» Exercise prompt
Reproduce only the lines that begin at the line with "Read all visible content and emit it as JSON." and run to the end of the entries; omit every picture.

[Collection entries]
┌──
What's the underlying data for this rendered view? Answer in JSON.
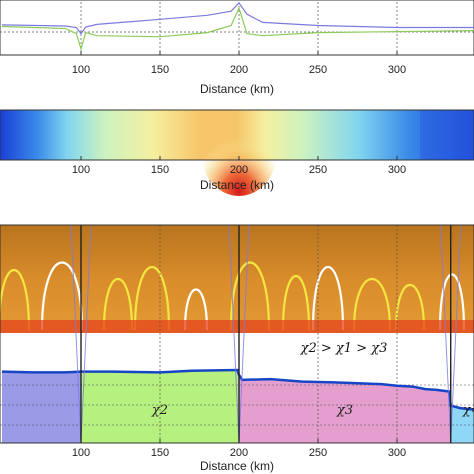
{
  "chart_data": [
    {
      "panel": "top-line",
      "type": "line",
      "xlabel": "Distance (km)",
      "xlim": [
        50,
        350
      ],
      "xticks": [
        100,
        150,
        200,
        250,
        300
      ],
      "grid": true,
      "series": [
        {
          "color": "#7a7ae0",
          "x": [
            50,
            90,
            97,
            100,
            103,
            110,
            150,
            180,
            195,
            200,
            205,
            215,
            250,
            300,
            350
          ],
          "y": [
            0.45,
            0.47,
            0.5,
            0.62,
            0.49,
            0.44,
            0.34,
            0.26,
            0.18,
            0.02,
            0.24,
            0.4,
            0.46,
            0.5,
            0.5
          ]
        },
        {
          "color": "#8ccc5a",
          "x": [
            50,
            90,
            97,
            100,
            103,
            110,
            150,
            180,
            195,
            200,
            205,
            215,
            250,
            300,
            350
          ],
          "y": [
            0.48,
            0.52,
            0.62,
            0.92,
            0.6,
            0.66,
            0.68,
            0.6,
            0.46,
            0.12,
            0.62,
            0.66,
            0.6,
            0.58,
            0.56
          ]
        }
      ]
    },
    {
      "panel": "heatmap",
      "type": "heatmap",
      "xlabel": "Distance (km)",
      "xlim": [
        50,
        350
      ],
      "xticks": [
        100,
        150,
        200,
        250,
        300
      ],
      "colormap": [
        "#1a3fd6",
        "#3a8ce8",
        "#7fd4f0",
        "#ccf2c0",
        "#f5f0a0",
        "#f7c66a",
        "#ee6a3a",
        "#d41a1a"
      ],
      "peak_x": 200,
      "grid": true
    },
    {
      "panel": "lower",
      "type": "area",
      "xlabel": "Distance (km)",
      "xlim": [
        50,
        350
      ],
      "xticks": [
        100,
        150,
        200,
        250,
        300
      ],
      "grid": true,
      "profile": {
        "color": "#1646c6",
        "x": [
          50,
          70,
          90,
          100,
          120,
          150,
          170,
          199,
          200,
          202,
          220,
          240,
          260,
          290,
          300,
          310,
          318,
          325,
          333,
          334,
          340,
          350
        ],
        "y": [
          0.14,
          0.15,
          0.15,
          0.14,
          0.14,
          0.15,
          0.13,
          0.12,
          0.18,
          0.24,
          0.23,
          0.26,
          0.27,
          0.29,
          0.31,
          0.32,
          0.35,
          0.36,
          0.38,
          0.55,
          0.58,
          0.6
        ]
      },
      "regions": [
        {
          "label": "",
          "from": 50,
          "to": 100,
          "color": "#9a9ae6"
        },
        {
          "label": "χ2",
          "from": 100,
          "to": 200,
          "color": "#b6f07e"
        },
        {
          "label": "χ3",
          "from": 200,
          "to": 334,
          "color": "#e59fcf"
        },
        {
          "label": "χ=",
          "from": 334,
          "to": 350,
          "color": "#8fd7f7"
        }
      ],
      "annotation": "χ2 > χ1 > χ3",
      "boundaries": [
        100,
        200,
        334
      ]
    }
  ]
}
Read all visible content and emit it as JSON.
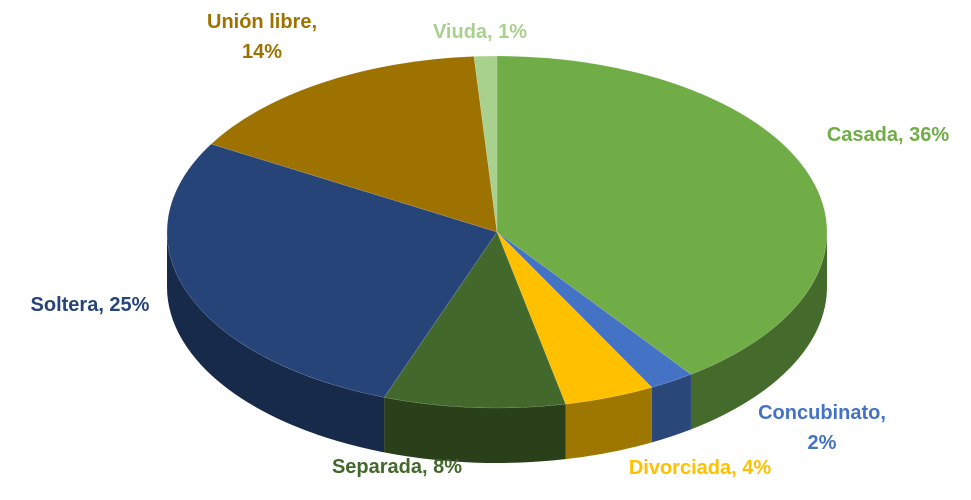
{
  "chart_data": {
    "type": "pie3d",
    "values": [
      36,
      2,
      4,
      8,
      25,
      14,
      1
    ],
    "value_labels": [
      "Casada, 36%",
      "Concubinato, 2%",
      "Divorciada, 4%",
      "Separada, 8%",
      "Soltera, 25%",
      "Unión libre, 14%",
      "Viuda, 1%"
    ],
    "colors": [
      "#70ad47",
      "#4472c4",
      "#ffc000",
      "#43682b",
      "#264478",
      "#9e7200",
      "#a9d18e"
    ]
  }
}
└──
» Finished exercise
Read all visible content and emit it as JSON.
{
  "chart_data": {
    "type": "pie3d",
    "values": [
      36,
      2,
      4,
      8,
      25,
      14,
      1
    ],
    "value_labels": [
      "Casada, 36%",
      "Concubinato, 2%",
      "Divorciada, 4%",
      "Separada, 8%",
      "Soltera, 25%",
      "Unión libre, 14%",
      "Viuda, 1%"
    ],
    "colors": [
      "#70ad47",
      "#4472c4",
      "#ffc000",
      "#43682b",
      "#264478",
      "#9e7200",
      "#a9d18e"
    ]
  }
}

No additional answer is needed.